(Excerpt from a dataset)
____

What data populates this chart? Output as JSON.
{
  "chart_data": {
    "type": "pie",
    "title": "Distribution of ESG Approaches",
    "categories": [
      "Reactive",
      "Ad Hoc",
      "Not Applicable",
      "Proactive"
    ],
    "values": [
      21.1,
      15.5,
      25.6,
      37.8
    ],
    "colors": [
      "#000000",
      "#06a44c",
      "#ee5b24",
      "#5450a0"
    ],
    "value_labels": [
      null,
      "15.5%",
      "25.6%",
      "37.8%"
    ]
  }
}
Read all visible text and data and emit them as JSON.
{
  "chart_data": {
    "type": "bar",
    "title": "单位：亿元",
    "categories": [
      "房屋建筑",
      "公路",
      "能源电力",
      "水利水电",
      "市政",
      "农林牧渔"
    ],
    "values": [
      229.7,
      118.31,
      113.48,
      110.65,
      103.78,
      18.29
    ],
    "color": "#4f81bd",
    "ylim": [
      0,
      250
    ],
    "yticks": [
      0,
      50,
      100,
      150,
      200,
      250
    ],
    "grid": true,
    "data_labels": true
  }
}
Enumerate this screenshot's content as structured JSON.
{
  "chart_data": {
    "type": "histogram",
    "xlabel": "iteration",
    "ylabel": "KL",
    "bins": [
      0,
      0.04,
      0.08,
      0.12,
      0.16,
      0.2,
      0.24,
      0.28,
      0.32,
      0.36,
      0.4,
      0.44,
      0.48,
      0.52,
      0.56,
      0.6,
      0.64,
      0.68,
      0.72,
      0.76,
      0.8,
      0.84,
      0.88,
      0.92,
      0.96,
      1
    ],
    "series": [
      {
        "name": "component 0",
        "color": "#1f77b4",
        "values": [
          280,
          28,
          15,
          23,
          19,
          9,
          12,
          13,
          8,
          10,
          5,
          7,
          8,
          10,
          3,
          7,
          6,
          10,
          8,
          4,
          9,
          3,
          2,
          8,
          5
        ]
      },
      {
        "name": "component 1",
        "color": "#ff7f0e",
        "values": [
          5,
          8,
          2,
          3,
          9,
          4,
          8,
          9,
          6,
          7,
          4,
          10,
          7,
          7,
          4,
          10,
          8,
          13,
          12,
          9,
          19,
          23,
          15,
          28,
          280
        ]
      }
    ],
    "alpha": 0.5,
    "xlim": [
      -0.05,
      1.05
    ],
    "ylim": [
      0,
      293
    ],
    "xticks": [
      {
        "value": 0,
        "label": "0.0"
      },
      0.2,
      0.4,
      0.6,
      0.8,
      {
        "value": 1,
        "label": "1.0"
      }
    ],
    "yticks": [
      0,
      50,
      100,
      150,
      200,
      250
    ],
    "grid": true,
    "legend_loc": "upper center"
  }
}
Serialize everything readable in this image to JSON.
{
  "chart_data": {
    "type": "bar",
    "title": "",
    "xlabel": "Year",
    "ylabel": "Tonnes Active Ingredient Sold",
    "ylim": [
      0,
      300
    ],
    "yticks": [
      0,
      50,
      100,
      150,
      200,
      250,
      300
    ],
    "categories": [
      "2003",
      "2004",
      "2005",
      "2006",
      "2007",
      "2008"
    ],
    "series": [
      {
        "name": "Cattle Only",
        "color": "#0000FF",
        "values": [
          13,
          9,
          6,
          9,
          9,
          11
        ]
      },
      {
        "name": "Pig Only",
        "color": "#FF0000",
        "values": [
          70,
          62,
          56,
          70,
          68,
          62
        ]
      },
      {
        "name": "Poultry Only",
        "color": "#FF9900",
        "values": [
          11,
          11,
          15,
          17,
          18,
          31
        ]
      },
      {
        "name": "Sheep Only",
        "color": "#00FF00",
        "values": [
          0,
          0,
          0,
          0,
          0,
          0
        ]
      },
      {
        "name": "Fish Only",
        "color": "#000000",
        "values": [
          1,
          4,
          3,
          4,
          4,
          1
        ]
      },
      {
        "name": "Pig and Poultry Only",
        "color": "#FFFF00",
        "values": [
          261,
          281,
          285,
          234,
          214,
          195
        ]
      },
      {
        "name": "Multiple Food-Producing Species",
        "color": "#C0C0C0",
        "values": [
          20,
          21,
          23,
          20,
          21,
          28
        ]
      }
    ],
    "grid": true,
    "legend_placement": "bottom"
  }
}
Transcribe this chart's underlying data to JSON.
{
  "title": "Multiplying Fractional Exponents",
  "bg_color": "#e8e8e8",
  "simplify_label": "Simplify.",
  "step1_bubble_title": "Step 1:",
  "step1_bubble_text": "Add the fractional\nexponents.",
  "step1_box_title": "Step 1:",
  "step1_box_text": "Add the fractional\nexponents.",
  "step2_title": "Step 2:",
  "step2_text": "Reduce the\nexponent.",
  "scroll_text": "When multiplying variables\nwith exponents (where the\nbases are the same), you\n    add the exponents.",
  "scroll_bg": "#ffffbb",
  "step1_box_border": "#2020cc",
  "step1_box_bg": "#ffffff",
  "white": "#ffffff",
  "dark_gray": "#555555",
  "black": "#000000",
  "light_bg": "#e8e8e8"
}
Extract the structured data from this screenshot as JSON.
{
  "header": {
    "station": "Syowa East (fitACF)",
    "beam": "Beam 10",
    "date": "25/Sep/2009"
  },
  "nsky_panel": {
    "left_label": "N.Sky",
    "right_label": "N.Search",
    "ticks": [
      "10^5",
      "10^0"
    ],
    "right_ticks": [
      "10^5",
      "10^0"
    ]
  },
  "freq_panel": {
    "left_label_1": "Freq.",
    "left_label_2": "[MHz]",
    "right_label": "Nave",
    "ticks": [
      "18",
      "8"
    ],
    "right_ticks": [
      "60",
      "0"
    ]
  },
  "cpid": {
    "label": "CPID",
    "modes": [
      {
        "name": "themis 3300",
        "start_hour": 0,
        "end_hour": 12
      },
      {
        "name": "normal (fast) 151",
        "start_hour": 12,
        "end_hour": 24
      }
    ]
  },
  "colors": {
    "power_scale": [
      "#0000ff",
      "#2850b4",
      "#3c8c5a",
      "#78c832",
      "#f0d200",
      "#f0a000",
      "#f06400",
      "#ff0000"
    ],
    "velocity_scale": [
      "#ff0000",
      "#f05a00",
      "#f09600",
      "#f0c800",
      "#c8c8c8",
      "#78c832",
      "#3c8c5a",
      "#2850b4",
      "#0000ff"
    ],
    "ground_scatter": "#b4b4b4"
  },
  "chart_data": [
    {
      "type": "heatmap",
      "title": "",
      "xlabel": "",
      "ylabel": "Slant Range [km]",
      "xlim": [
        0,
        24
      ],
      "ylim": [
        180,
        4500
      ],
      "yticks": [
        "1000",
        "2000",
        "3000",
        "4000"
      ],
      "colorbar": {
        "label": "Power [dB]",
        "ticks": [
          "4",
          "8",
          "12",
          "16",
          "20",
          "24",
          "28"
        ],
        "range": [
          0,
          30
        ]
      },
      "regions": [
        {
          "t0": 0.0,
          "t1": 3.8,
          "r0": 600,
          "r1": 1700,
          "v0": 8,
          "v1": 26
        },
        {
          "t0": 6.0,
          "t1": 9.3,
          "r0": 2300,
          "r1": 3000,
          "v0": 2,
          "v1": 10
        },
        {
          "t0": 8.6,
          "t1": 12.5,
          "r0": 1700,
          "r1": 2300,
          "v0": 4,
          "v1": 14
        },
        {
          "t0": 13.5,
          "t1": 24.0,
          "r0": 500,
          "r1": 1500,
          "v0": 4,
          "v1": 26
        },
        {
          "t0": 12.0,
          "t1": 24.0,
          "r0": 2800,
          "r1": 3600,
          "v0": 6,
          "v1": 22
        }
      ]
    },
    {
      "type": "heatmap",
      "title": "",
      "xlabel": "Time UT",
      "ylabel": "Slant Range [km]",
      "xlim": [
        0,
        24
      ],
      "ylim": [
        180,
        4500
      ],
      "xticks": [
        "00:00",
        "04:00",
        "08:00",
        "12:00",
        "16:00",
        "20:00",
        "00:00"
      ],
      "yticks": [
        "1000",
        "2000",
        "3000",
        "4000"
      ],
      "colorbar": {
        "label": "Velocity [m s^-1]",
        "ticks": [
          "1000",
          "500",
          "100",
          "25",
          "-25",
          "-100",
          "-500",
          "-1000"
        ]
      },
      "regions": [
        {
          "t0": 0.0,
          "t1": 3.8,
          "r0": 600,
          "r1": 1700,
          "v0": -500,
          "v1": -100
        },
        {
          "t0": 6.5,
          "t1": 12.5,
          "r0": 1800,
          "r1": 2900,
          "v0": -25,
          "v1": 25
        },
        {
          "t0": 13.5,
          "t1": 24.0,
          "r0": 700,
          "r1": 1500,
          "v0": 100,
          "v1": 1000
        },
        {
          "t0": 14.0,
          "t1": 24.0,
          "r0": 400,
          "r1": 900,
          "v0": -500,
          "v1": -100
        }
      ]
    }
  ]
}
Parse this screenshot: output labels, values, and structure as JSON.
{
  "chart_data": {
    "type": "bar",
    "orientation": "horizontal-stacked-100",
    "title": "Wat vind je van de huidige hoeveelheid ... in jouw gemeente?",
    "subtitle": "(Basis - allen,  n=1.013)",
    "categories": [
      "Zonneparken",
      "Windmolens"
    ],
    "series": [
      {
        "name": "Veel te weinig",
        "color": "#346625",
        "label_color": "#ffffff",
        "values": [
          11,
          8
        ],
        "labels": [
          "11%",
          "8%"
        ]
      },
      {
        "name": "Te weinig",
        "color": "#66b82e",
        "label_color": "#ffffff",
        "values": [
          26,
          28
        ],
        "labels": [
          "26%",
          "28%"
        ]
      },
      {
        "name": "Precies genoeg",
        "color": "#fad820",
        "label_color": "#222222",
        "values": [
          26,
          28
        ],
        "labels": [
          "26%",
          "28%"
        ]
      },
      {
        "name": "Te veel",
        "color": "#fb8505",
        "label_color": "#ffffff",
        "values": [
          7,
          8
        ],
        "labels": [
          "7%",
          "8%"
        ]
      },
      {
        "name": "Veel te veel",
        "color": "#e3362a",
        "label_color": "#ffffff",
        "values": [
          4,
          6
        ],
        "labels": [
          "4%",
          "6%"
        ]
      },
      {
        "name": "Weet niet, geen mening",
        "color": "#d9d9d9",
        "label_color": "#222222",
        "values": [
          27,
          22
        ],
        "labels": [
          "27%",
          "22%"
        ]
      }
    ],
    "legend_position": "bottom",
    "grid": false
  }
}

____

**YOUR TASK:**
Count the lines in which the string "Poultry" appears, then report only that figure.

**EXERCISE SOLUTION:**
2